#### [What the exercise asks]
Write out all records as given; omit images.

#### [Supplied information]
— Start —

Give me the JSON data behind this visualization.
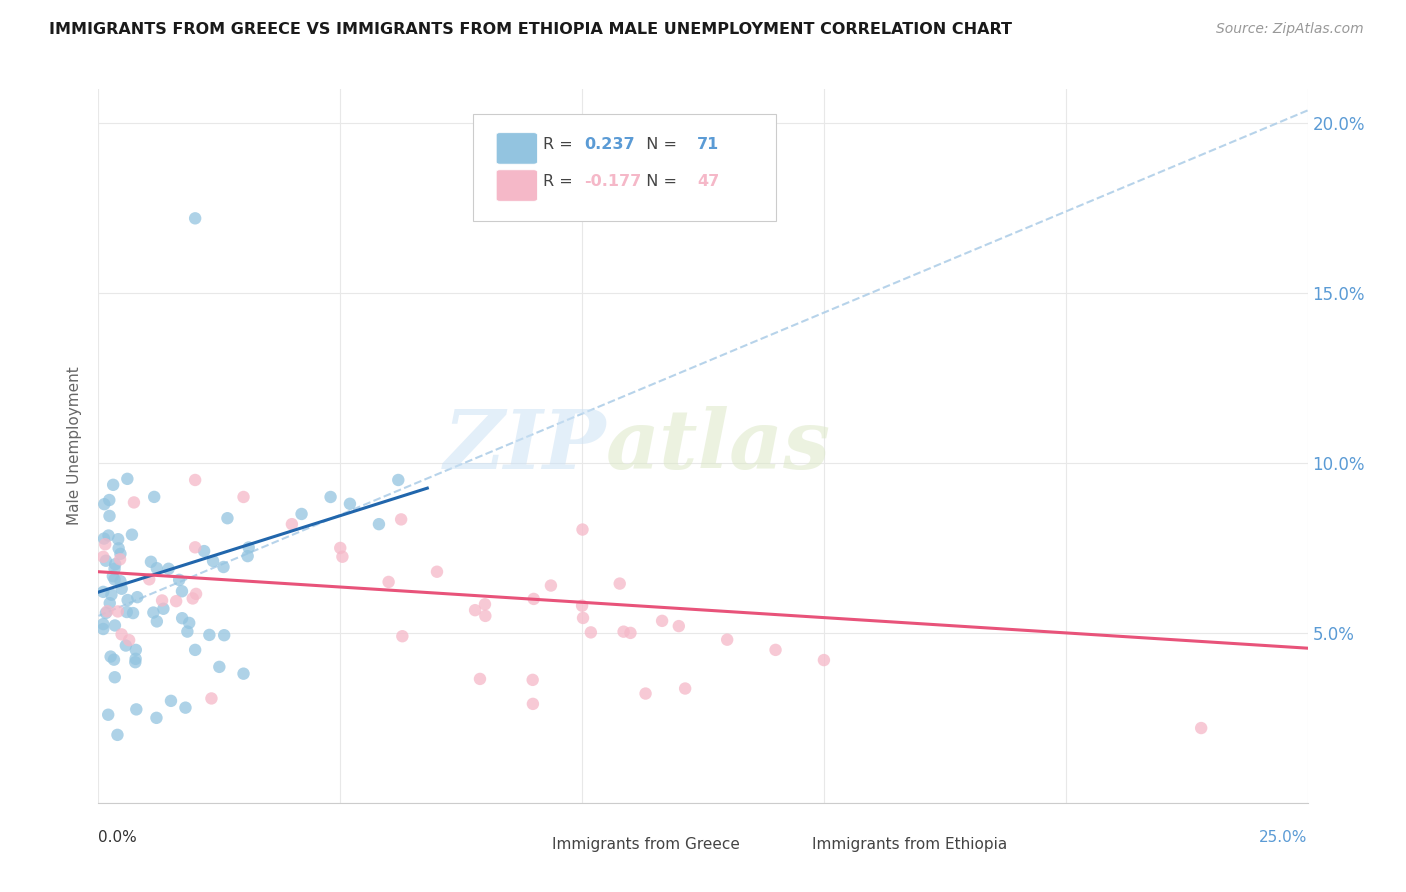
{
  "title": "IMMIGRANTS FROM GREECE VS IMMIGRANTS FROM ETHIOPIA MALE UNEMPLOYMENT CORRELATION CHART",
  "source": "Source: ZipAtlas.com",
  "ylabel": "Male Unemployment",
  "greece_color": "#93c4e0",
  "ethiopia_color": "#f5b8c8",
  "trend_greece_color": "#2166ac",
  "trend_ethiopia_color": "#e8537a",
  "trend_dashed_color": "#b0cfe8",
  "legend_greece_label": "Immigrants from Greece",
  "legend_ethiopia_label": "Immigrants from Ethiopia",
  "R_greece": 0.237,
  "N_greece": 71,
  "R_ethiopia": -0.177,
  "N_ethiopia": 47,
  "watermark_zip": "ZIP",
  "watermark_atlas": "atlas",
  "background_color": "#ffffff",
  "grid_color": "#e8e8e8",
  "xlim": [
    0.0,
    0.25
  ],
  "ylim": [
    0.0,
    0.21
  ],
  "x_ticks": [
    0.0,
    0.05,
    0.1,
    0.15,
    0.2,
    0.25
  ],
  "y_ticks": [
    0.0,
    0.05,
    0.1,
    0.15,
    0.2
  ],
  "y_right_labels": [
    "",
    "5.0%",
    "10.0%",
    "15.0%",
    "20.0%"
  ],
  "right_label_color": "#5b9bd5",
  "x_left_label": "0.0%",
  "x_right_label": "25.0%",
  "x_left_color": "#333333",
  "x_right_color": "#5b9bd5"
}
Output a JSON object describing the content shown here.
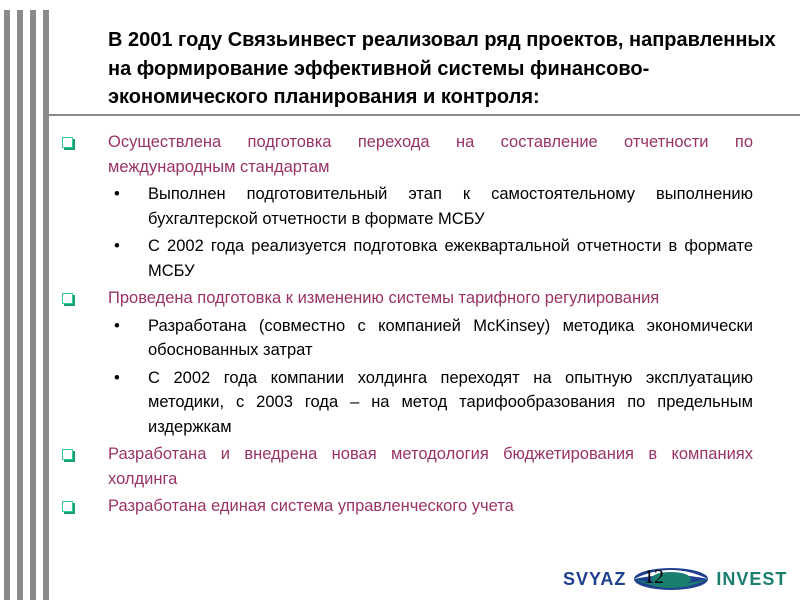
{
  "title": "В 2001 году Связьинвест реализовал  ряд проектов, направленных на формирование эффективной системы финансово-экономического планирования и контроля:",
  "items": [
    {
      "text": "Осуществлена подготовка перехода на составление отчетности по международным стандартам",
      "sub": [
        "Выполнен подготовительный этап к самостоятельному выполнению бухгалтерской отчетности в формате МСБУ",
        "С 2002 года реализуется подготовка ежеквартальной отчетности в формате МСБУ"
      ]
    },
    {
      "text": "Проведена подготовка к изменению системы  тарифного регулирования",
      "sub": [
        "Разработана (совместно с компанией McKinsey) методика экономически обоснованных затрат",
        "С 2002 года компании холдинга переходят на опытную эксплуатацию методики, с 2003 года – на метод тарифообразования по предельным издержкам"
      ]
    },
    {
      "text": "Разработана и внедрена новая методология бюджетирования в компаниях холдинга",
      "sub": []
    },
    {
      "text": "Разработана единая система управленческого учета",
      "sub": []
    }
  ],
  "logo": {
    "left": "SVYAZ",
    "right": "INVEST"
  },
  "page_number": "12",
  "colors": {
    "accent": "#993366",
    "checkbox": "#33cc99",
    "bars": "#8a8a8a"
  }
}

— End —

#### [Response for this exercise]
Give me the JSON data behind this visualization.
{
  "title": "IMMIGRANTS FROM GREECE VS IMMIGRANTS FROM ETHIOPIA MALE UNEMPLOYMENT CORRELATION CHART",
  "source": "Source: ZipAtlas.com",
  "ylabel": "Male Unemployment",
  "greece_color": "#93c4e0",
  "ethiopia_color": "#f5b8c8",
  "trend_greece_color": "#2166ac",
  "trend_ethiopia_color": "#e8537a",
  "trend_dashed_color": "#b0cfe8",
  "legend_greece_label": "Immigrants from Greece",
  "legend_ethiopia_label": "Immigrants from Ethiopia",
  "R_greece": 0.237,
  "N_greece": 71,
  "R_ethiopia": -0.177,
  "N_ethiopia": 47,
  "watermark_zip": "ZIP",
  "watermark_atlas": "atlas",
  "background_color": "#ffffff",
  "grid_color": "#e8e8e8",
  "xlim": [
    0.0,
    0.25
  ],
  "ylim": [
    0.0,
    0.21
  ],
  "x_ticks": [
    0.0,
    0.05,
    0.1,
    0.15,
    0.2,
    0.25
  ],
  "y_ticks": [
    0.0,
    0.05,
    0.1,
    0.15,
    0.2
  ],
  "y_right_labels": [
    "",
    "5.0%",
    "10.0%",
    "15.0%",
    "20.0%"
  ],
  "right_label_color": "#5b9bd5",
  "x_left_label": "0.0%",
  "x_right_label": "25.0%",
  "x_left_color": "#333333",
  "x_right_color": "#5b9bd5"
}
Output a JSON object describing the content shown here.
{
  "title": "В 2001 году Связьинвест реализовал  ряд проектов, направленных на формирование эффективной системы финансово-экономического планирования и контроля:",
  "items": [
    {
      "text": "Осуществлена подготовка перехода на составление отчетности по международным стандартам",
      "sub": [
        "Выполнен подготовительный этап к самостоятельному выполнению бухгалтерской отчетности в формате МСБУ",
        "С 2002 года реализуется подготовка ежеквартальной отчетности в формате МСБУ"
      ]
    },
    {
      "text": "Проведена подготовка к изменению системы  тарифного регулирования",
      "sub": [
        "Разработана (совместно с компанией McKinsey) методика экономически обоснованных затрат",
        "С 2002 года компании холдинга переходят на опытную эксплуатацию методики, с 2003 года – на метод тарифообразования по предельным издержкам"
      ]
    },
    {
      "text": "Разработана и внедрена новая методология бюджетирования в компаниях холдинга",
      "sub": []
    },
    {
      "text": "Разработана единая система управленческого учета",
      "sub": []
    }
  ],
  "logo": {
    "left": "SVYAZ",
    "right": "INVEST"
  },
  "page_number": "12",
  "colors": {
    "accent": "#993366",
    "checkbox": "#33cc99",
    "bars": "#8a8a8a"
  }
}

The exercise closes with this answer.